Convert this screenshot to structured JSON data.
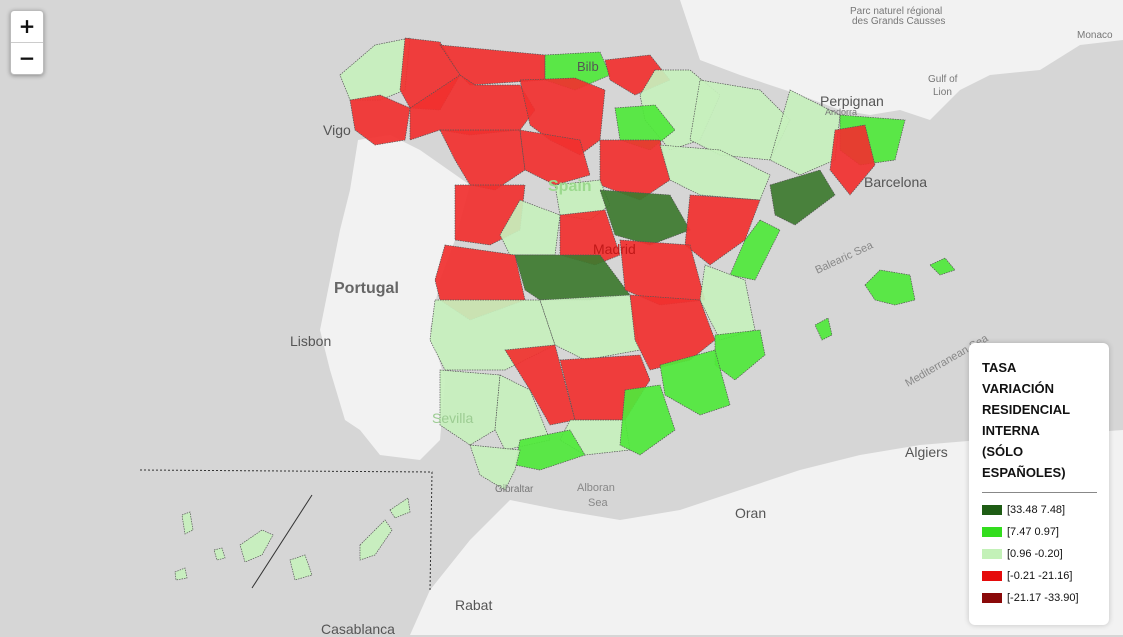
{
  "legend": {
    "title_lines": [
      "TASA",
      "VARIACIÓN",
      "RESIDENCIAL",
      "INTERNA",
      "(SÓLO",
      "ESPAÑOLES)"
    ],
    "items": [
      {
        "label": "[33.48 7.48]",
        "color": "#1e5c14"
      },
      {
        "label": "[7.47 0.97]",
        "color": "#33dd1e"
      },
      {
        "label": "[0.96 -0.20]",
        "color": "#c3f1b8"
      },
      {
        "label": "[-0.21 -21.16]",
        "color": "#e50b0b"
      },
      {
        "label": "[-21.17 -33.90]",
        "color": "#8a0909"
      }
    ]
  },
  "zoom": {
    "in_label": "+",
    "out_label": "−"
  },
  "place_labels": {
    "vigo": "Vigo",
    "portugal": "Portugal",
    "lisbon": "Lisbon",
    "seville": "Sevilla",
    "madrid": "Madrid",
    "spain": "Spain",
    "bilbao": "Bilb",
    "barcelona": "Barcelona",
    "perpignan": "Perpignan",
    "andorra": "Andorra",
    "algiers": "Algiers",
    "oran": "Oran",
    "rabat": "Rabat",
    "casablanca": "Casablanca",
    "gibraltar": "Gibraltar",
    "monaco": "Monaco",
    "parc": "Parc naturel régional",
    "parc2": "des Grands Causses",
    "gulf": "Gulf of",
    "gulf2": "Lion",
    "balearic_sea": "Balearic Sea",
    "alboran": "Alboran",
    "alboran2": "Sea",
    "med": "Mediterranean Sea"
  },
  "colors": {
    "dark_green": "#3d7a2f",
    "green": "#4fe83b",
    "light_green": "#c7f0bd",
    "red": "#f1302f",
    "sea": "#d6d6d6",
    "land": "#f2f2f2"
  }
}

▶ _WHAT TO WORK ON_: Copy the listing over exactly, skipping the pictures it holds.

▶ _FINAL RESULT_:
Convert this screenshot to structured JSON data.
{
  "legend": {
    "title_lines": [
      "TASA",
      "VARIACIÓN",
      "RESIDENCIAL",
      "INTERNA",
      "(SÓLO",
      "ESPAÑOLES)"
    ],
    "items": [
      {
        "label": "[33.48 7.48]",
        "color": "#1e5c14"
      },
      {
        "label": "[7.47 0.97]",
        "color": "#33dd1e"
      },
      {
        "label": "[0.96 -0.20]",
        "color": "#c3f1b8"
      },
      {
        "label": "[-0.21 -21.16]",
        "color": "#e50b0b"
      },
      {
        "label": "[-21.17 -33.90]",
        "color": "#8a0909"
      }
    ]
  },
  "zoom": {
    "in_label": "+",
    "out_label": "−"
  },
  "place_labels": {
    "vigo": "Vigo",
    "portugal": "Portugal",
    "lisbon": "Lisbon",
    "seville": "Sevilla",
    "madrid": "Madrid",
    "spain": "Spain",
    "bilbao": "Bilb",
    "barcelona": "Barcelona",
    "perpignan": "Perpignan",
    "andorra": "Andorra",
    "algiers": "Algiers",
    "oran": "Oran",
    "rabat": "Rabat",
    "casablanca": "Casablanca",
    "gibraltar": "Gibraltar",
    "monaco": "Monaco",
    "parc": "Parc naturel régional",
    "parc2": "des Grands Causses",
    "gulf": "Gulf of",
    "gulf2": "Lion",
    "balearic_sea": "Balearic Sea",
    "alboran": "Alboran",
    "alboran2": "Sea",
    "med": "Mediterranean Sea"
  },
  "colors": {
    "dark_green": "#3d7a2f",
    "green": "#4fe83b",
    "light_green": "#c7f0bd",
    "red": "#f1302f",
    "sea": "#d6d6d6",
    "land": "#f2f2f2"
  }
}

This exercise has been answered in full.